** Start Dataset extract **

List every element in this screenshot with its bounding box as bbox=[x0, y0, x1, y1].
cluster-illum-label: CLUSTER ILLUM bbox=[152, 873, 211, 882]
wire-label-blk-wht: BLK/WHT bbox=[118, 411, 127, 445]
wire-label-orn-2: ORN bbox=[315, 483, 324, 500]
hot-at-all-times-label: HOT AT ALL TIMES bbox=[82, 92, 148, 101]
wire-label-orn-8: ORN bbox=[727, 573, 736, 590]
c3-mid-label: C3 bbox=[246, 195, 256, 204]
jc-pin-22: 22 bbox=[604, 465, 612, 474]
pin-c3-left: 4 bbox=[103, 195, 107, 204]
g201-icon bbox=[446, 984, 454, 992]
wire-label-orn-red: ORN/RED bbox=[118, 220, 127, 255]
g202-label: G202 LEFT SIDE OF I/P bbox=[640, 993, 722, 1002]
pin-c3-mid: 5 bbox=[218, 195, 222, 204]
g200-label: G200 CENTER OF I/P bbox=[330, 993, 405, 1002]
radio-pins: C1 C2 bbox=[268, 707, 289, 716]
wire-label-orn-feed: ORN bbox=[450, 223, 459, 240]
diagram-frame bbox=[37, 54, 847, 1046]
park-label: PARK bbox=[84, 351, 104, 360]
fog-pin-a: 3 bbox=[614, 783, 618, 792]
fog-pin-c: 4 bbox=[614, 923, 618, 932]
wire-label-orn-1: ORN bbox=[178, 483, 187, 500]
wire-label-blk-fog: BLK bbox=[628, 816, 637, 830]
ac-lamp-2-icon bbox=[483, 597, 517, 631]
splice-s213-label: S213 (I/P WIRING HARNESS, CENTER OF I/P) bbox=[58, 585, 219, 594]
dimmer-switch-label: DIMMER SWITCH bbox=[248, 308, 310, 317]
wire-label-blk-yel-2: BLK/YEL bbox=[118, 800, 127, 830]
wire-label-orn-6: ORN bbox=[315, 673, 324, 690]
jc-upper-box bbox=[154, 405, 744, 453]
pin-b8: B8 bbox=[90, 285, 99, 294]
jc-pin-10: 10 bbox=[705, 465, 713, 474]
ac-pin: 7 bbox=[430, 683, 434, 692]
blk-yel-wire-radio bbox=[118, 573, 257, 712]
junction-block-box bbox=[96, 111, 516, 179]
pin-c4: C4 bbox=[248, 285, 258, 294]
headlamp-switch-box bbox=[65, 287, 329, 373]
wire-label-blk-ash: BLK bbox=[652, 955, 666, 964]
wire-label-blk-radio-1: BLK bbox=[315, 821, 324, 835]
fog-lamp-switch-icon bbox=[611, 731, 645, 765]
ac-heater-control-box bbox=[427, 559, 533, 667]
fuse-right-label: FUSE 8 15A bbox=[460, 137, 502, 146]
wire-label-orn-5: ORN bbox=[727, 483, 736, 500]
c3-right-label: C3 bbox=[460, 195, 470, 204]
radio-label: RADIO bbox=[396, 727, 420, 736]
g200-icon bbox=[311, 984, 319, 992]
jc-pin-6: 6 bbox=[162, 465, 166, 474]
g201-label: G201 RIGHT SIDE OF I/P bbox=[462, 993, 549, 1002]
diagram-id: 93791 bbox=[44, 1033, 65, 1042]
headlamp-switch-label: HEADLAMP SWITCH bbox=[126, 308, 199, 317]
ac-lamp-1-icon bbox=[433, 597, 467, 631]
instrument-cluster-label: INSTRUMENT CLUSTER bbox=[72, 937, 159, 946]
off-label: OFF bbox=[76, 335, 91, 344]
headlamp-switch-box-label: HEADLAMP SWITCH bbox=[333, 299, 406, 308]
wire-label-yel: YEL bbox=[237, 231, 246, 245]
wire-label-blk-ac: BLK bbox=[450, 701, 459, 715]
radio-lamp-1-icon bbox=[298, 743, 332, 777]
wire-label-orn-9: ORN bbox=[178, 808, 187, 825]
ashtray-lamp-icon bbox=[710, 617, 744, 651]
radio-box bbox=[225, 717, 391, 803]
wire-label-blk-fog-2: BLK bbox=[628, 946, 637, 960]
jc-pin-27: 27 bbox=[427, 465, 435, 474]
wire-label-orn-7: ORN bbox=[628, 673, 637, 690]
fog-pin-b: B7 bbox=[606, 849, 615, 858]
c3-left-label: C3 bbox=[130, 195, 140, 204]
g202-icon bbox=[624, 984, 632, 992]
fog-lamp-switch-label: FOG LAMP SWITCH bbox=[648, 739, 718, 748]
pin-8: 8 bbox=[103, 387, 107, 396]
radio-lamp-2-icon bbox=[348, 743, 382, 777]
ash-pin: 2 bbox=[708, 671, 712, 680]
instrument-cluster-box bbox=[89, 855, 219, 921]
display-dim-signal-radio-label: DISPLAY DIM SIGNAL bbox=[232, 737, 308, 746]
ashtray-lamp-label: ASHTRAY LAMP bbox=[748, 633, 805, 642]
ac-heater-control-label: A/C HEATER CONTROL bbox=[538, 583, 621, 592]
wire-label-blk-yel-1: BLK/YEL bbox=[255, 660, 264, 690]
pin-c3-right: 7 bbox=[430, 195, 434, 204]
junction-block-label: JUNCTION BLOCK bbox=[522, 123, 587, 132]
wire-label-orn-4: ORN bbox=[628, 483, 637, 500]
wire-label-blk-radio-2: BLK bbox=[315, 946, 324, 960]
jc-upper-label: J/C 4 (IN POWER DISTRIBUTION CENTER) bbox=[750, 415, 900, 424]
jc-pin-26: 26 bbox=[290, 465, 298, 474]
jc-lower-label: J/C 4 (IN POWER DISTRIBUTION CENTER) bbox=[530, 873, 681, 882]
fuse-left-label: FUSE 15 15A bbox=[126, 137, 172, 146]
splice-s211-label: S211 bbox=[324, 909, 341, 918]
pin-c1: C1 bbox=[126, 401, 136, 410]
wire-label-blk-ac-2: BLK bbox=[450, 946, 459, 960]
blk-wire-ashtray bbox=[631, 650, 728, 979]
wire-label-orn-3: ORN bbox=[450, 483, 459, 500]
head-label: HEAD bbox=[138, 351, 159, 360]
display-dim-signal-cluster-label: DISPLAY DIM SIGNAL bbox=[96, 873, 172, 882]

** End Dataset extract **

→ Aim
Convert the lines from the first one through the line containing "jc-pin-10: 10 bbox=[705, 465, 713, 474]", both included, into a numbered list and omit any blank lines.

→ Solution for this task
1. List every element in this screenshot with its bounding box as bbox=[x0, y0, x1, y1].
2. cluster-illum-label: CLUSTER ILLUM bbox=[152, 873, 211, 882]
3. wire-label-blk-wht: BLK/WHT bbox=[118, 411, 127, 445]
4. wire-label-orn-2: ORN bbox=[315, 483, 324, 500]
5. hot-at-all-times-label: HOT AT ALL TIMES bbox=[82, 92, 148, 101]
6. wire-label-orn-8: ORN bbox=[727, 573, 736, 590]
7. c3-mid-label: C3 bbox=[246, 195, 256, 204]
8. jc-pin-22: 22 bbox=[604, 465, 612, 474]
9. pin-c3-left: 4 bbox=[103, 195, 107, 204]
10. g201-icon bbox=[446, 984, 454, 992]
11. wire-label-orn-red: ORN/RED bbox=[118, 220, 127, 255]
12. g202-label: G202 LEFT SIDE OF I/P bbox=[640, 993, 722, 1002]
13. pin-c3-mid: 5 bbox=[218, 195, 222, 204]
14. g200-label: G200 CENTER OF I/P bbox=[330, 993, 405, 1002]
15. radio-pins: C1 C2 bbox=[268, 707, 289, 716]
16. wire-label-orn-feed: ORN bbox=[450, 223, 459, 240]
17. diagram-frame bbox=[37, 54, 847, 1046]
18. park-label: PARK bbox=[84, 351, 104, 360]
19. fog-pin-a: 3 bbox=[614, 783, 618, 792]
20. fog-pin-c: 4 bbox=[614, 923, 618, 932]
21. wire-label-orn-1: ORN bbox=[178, 483, 187, 500]
22. wire-label-blk-fog: BLK bbox=[628, 816, 637, 830]
23. ac-lamp-2-icon bbox=[483, 597, 517, 631]
24. splice-s213-label: S213 (I/P WIRING HARNESS, CENTER OF I/P) bbox=[58, 585, 219, 594]
25. dimmer-switch-label: DIMMER SWITCH bbox=[248, 308, 310, 317]
26. wire-label-blk-yel-2: BLK/YEL bbox=[118, 800, 127, 830]
27. wire-label-orn-6: ORN bbox=[315, 673, 324, 690]
28. jc-upper-box bbox=[154, 405, 744, 453]
29. pin-b8: B8 bbox=[90, 285, 99, 294]
30. jc-pin-10: 10 bbox=[705, 465, 713, 474]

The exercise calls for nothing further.